_WORKING DATA:_
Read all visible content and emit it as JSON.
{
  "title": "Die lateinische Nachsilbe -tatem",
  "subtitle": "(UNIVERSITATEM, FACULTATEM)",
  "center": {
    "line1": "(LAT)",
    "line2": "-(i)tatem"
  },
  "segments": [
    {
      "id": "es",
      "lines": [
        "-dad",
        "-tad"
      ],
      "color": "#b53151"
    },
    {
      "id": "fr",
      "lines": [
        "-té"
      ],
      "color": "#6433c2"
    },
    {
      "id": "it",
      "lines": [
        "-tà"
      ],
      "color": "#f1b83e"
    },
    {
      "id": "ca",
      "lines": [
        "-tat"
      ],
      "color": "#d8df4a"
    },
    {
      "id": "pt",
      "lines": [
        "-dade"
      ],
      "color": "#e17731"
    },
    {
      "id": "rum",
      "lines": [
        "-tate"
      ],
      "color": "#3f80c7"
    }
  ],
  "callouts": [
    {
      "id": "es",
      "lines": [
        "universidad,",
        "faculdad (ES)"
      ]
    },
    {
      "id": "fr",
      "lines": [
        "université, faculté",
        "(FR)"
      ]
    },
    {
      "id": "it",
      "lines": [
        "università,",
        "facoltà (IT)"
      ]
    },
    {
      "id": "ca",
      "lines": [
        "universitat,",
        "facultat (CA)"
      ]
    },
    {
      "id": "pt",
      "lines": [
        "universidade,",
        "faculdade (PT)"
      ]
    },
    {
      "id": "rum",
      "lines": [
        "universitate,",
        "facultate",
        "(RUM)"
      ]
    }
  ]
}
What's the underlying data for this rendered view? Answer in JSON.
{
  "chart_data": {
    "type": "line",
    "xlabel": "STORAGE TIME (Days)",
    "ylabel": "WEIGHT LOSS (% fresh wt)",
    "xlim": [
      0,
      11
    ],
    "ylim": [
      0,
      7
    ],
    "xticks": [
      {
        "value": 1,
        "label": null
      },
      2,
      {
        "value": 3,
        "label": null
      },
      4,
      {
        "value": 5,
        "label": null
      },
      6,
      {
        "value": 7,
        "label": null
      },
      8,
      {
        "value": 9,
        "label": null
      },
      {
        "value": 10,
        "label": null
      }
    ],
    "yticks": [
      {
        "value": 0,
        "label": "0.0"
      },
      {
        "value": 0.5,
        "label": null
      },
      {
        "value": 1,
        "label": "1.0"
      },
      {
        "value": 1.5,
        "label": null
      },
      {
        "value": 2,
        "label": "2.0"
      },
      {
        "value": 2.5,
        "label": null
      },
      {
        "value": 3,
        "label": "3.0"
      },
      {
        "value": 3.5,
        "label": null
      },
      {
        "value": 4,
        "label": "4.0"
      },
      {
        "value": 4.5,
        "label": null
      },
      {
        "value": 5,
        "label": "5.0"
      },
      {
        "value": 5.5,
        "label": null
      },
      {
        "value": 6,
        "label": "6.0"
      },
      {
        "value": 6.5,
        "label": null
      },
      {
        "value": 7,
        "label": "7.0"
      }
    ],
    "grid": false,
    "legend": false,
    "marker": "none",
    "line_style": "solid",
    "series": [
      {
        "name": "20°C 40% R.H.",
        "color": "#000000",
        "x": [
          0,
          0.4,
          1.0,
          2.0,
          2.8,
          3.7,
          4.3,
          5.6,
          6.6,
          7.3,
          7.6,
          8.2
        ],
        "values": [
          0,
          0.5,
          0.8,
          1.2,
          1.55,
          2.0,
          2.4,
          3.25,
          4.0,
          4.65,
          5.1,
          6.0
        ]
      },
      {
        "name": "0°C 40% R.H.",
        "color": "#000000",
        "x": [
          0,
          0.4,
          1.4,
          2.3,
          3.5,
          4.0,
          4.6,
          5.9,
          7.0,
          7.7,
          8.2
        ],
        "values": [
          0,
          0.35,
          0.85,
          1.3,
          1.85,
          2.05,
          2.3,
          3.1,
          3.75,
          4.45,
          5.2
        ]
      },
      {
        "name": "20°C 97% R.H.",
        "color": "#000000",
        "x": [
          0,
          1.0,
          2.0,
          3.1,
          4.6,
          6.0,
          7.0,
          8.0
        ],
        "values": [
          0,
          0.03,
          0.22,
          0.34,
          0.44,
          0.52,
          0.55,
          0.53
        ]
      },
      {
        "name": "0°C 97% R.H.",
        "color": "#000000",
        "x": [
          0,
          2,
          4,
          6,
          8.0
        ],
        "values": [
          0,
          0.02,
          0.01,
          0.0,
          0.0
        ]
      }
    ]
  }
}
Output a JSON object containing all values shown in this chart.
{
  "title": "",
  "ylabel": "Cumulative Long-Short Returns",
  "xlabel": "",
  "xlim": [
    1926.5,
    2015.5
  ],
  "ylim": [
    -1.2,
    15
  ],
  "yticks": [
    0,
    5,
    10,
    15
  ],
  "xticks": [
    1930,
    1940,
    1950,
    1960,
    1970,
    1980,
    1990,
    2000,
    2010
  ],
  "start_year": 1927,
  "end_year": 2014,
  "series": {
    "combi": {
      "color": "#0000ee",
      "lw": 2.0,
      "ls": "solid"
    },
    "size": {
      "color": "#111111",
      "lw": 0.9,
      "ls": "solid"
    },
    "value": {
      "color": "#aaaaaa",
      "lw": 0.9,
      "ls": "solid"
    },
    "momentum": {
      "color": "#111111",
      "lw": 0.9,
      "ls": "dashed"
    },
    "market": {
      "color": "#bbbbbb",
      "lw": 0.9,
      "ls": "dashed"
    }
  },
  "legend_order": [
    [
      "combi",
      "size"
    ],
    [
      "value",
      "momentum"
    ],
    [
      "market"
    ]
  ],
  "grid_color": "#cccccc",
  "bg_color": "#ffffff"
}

_THE TASK:_
Could you quote the material above in full, exactly as it stands?

_TASK ANSWER:_
Read all visible content and emit it as JSON.
{
  "title": "Die lateinische Nachsilbe -tatem",
  "subtitle": "(UNIVERSITATEM, FACULTATEM)",
  "center": {
    "line1": "(LAT)",
    "line2": "-(i)tatem"
  },
  "segments": [
    {
      "id": "es",
      "lines": [
        "-dad",
        "-tad"
      ],
      "color": "#b53151"
    },
    {
      "id": "fr",
      "lines": [
        "-té"
      ],
      "color": "#6433c2"
    },
    {
      "id": "it",
      "lines": [
        "-tà"
      ],
      "color": "#f1b83e"
    },
    {
      "id": "ca",
      "lines": [
        "-tat"
      ],
      "color": "#d8df4a"
    },
    {
      "id": "pt",
      "lines": [
        "-dade"
      ],
      "color": "#e17731"
    },
    {
      "id": "rum",
      "lines": [
        "-tate"
      ],
      "color": "#3f80c7"
    }
  ],
  "callouts": [
    {
      "id": "es",
      "lines": [
        "universidad,",
        "faculdad (ES)"
      ]
    },
    {
      "id": "fr",
      "lines": [
        "université, faculté",
        "(FR)"
      ]
    },
    {
      "id": "it",
      "lines": [
        "università,",
        "facoltà (IT)"
      ]
    },
    {
      "id": "ca",
      "lines": [
        "universitat,",
        "facultat (CA)"
      ]
    },
    {
      "id": "pt",
      "lines": [
        "universidade,",
        "faculdade (PT)"
      ]
    },
    {
      "id": "rum",
      "lines": [
        "universitate,",
        "facultate",
        "(RUM)"
      ]
    }
  ]
}
What's the underlying data for this rendered view? Answer in JSON.
{
  "chart_data": {
    "type": "line",
    "xlabel": "STORAGE TIME (Days)",
    "ylabel": "WEIGHT LOSS (% fresh wt)",
    "xlim": [
      0,
      11
    ],
    "ylim": [
      0,
      7
    ],
    "xticks": [
      {
        "value": 1,
        "label": null
      },
      2,
      {
        "value": 3,
        "label": null
      },
      4,
      {
        "value": 5,
        "label": null
      },
      6,
      {
        "value": 7,
        "label": null
      },
      8,
      {
        "value": 9,
        "label": null
      },
      {
        "value": 10,
        "label": null
      }
    ],
    "yticks": [
      {
        "value": 0,
        "label": "0.0"
      },
      {
        "value": 0.5,
        "label": null
      },
      {
        "value": 1,
        "label": "1.0"
      },
      {
        "value": 1.5,
        "label": null
      },
      {
        "value": 2,
        "label": "2.0"
      },
      {
        "value": 2.5,
        "label": null
      },
      {
        "value": 3,
        "label": "3.0"
      },
      {
        "value": 3.5,
        "label": null
      },
      {
        "value": 4,
        "label": "4.0"
      },
      {
        "value": 4.5,
        "label": null
      },
      {
        "value": 5,
        "label": "5.0"
      },
      {
        "value": 5.5,
        "label": null
      },
      {
        "value": 6,
        "label": "6.0"
      },
      {
        "value": 6.5,
        "label": null
      },
      {
        "value": 7,
        "label": "7.0"
      }
    ],
    "grid": false,
    "legend": false,
    "marker": "none",
    "line_style": "solid",
    "series": [
      {
        "name": "20°C 40% R.H.",
        "color": "#000000",
        "x": [
          0,
          0.4,
          1.0,
          2.0,
          2.8,
          3.7,
          4.3,
          5.6,
          6.6,
          7.3,
          7.6,
          8.2
        ],
        "values": [
          0,
          0.5,
          0.8,
          1.2,
          1.55,
          2.0,
          2.4,
          3.25,
          4.0,
          4.65,
          5.1,
          6.0
        ]
      },
      {
        "name": "0°C 40% R.H.",
        "color": "#000000",
        "x": [
          0,
          0.4,
          1.4,
          2.3,
          3.5,
          4.0,
          4.6,
          5.9,
          7.0,
          7.7,
          8.2
        ],
        "values": [
          0,
          0.35,
          0.85,
          1.3,
          1.85,
          2.05,
          2.3,
          3.1,
          3.75,
          4.45,
          5.2
        ]
      },
      {
        "name": "20°C 97% R.H.",
        "color": "#000000",
        "x": [
          0,
          1.0,
          2.0,
          3.1,
          4.6,
          6.0,
          7.0,
          8.0
        ],
        "values": [
          0,
          0.03,
          0.22,
          0.34,
          0.44,
          0.52,
          0.55,
          0.53
        ]
      },
      {
        "name": "0°C 97% R.H.",
        "color": "#000000",
        "x": [
          0,
          2,
          4,
          6,
          8.0
        ],
        "values": [
          0,
          0.02,
          0.01,
          0.0,
          0.0
        ]
      }
    ]
  }
}
Output a JSON object containing all values shown in this chart.
{
  "title": "",
  "ylabel": "Cumulative Long-Short Returns",
  "xlabel": "",
  "xlim": [
    1926.5,
    2015.5
  ],
  "ylim": [
    -1.2,
    15
  ],
  "yticks": [
    0,
    5,
    10,
    15
  ],
  "xticks": [
    1930,
    1940,
    1950,
    1960,
    1970,
    1980,
    1990,
    2000,
    2010
  ],
  "start_year": 1927,
  "end_year": 2014,
  "series": {
    "combi": {
      "color": "#0000ee",
      "lw": 2.0,
      "ls": "solid"
    },
    "size": {
      "color": "#111111",
      "lw": 0.9,
      "ls": "solid"
    },
    "value": {
      "color": "#aaaaaa",
      "lw": 0.9,
      "ls": "solid"
    },
    "momentum": {
      "color": "#111111",
      "lw": 0.9,
      "ls": "dashed"
    },
    "market": {
      "color": "#bbbbbb",
      "lw": 0.9,
      "ls": "dashed"
    }
  },
  "legend_order": [
    [
      "combi",
      "size"
    ],
    [
      "value",
      "momentum"
    ],
    [
      "market"
    ]
  ],
  "grid_color": "#cccccc",
  "bg_color": "#ffffff"
}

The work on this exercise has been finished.